• _Set problem_: Filter the entries below, keeping only lines with the word "Force".

Data records
+ + + +
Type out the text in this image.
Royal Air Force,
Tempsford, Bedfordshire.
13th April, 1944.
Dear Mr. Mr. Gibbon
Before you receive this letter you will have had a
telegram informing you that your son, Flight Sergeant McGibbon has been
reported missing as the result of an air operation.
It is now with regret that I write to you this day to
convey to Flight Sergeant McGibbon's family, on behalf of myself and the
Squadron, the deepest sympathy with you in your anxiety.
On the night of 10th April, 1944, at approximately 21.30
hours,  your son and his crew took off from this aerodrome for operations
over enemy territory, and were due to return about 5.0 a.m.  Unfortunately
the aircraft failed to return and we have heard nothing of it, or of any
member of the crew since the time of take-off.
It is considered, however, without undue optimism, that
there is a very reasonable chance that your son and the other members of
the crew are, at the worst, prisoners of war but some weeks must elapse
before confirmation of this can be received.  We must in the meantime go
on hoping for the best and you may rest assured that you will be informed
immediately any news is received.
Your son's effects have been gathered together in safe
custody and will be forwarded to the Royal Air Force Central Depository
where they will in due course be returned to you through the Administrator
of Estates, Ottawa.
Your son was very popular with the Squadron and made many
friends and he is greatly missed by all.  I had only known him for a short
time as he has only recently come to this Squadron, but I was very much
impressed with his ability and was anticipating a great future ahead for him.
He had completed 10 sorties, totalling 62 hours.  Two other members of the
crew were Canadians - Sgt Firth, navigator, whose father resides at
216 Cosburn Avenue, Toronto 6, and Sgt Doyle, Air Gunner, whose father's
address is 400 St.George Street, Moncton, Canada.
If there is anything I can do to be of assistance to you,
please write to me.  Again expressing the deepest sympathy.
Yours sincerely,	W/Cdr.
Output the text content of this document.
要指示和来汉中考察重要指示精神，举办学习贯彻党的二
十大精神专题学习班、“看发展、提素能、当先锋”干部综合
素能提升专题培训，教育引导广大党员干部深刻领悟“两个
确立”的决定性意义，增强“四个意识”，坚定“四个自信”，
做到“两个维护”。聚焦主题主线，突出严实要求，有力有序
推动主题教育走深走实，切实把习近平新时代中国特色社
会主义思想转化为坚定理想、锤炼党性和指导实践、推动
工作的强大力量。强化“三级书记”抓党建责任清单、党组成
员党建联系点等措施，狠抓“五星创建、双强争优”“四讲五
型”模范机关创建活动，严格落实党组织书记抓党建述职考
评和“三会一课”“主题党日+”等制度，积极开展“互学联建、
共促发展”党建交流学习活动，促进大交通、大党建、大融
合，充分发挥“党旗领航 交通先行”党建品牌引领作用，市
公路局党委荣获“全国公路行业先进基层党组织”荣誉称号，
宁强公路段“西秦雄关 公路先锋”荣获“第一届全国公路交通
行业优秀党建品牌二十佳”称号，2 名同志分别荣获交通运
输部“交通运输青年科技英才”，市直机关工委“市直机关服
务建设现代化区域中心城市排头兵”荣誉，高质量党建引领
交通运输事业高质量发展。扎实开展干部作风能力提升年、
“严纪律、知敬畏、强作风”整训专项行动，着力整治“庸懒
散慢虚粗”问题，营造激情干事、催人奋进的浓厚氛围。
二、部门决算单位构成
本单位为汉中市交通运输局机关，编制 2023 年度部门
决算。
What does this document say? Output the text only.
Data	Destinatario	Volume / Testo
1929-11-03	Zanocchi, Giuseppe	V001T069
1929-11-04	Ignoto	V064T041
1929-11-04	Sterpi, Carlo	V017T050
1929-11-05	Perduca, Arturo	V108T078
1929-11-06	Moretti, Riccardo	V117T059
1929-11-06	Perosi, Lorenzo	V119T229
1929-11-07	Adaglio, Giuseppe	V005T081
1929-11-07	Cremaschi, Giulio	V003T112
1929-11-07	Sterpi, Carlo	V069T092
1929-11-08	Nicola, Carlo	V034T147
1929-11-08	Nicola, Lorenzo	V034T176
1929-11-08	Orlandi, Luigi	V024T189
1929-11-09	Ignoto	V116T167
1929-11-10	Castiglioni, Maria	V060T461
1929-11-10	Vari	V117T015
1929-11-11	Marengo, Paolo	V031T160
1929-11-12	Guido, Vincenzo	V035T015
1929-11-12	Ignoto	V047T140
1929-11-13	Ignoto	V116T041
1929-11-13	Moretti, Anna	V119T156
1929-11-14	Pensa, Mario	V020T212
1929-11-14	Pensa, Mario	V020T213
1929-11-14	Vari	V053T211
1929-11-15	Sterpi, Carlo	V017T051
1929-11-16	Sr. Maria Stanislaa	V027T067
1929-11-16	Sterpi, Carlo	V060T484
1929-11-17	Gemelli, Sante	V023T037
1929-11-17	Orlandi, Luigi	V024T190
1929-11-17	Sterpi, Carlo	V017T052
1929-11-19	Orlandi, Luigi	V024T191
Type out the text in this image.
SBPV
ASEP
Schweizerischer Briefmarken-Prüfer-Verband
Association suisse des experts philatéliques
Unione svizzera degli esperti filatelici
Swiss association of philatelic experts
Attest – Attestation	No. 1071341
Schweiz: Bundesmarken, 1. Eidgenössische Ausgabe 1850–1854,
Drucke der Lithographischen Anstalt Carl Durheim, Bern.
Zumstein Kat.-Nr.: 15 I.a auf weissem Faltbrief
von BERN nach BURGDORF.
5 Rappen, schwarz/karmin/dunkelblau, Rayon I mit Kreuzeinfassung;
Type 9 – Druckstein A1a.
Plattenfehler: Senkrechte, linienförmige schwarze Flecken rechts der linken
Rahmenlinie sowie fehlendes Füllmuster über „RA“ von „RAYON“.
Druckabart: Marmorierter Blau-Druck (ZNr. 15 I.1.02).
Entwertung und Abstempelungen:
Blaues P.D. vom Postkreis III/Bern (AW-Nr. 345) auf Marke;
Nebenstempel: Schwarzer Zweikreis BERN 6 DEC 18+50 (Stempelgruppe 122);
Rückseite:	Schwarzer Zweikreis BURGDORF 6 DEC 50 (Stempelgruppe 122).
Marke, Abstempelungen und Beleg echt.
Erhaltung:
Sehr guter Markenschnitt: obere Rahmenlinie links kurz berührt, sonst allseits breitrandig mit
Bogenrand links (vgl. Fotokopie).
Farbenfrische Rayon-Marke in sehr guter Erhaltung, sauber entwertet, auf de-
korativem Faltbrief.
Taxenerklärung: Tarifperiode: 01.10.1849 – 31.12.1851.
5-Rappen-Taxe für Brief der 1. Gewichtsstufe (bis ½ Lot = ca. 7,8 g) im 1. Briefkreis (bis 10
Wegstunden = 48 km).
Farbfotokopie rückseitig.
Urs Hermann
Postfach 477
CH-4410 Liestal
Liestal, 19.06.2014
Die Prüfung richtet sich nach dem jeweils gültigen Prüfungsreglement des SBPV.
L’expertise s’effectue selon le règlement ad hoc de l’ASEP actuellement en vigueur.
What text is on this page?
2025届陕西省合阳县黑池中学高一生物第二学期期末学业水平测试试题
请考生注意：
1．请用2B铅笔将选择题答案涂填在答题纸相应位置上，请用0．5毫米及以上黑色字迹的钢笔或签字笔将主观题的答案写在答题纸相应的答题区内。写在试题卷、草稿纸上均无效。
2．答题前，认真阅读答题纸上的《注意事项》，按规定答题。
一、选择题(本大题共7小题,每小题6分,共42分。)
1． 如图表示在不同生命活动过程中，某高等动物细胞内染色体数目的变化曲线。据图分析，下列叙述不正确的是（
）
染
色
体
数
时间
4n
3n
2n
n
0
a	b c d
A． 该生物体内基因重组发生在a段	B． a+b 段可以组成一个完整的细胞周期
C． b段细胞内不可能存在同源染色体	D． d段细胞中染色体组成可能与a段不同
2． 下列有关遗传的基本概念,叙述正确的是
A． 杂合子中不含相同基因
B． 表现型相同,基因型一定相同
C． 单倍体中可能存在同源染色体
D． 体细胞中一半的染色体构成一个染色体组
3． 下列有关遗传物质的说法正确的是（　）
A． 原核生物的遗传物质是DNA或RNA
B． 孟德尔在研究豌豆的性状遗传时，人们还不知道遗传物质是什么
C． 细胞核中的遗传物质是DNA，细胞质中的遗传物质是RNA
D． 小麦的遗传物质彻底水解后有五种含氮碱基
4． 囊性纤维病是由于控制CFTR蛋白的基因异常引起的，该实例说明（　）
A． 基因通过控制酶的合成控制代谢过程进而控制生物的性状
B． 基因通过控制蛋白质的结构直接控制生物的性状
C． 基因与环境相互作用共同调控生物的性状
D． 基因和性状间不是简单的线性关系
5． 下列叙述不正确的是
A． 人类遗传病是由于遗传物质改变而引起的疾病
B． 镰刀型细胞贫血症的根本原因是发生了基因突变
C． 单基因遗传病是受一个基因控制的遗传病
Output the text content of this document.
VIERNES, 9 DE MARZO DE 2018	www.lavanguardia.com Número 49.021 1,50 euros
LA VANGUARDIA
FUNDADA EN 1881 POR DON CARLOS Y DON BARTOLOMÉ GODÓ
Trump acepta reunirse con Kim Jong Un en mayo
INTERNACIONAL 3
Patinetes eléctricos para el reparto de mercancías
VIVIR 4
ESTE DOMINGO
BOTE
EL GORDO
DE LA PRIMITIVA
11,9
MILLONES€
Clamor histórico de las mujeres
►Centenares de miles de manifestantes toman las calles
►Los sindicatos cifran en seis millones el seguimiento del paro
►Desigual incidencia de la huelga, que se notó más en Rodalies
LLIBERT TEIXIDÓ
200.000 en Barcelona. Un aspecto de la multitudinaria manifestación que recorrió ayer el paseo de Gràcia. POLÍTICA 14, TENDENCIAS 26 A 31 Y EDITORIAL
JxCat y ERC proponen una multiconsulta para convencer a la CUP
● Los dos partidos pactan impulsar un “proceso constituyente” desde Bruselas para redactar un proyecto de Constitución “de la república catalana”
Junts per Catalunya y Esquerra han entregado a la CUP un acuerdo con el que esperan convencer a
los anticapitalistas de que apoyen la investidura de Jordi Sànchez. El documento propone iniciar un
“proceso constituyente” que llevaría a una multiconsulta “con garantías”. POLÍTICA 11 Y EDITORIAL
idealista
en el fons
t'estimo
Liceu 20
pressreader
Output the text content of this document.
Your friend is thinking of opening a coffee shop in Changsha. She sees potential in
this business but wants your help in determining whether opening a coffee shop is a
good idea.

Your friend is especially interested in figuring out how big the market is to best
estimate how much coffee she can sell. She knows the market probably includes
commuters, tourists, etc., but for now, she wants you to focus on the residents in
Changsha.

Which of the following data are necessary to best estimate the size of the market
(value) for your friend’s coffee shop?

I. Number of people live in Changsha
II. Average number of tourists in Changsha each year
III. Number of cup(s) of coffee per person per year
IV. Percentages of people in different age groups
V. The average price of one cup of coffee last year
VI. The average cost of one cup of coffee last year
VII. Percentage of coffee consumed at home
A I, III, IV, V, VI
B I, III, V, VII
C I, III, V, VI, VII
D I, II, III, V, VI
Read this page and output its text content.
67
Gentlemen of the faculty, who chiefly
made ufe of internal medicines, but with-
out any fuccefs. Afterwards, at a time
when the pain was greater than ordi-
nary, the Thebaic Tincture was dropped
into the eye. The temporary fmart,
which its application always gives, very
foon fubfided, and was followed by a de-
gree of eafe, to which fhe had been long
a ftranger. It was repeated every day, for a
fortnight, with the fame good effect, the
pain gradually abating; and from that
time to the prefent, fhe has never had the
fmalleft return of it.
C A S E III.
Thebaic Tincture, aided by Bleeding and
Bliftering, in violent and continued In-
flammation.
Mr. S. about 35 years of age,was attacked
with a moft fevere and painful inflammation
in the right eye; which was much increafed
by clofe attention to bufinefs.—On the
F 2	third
+ + + +
• _Task response_:
Royal Air Force,
custody and will be forwarded to the Royal Air Force Central Depository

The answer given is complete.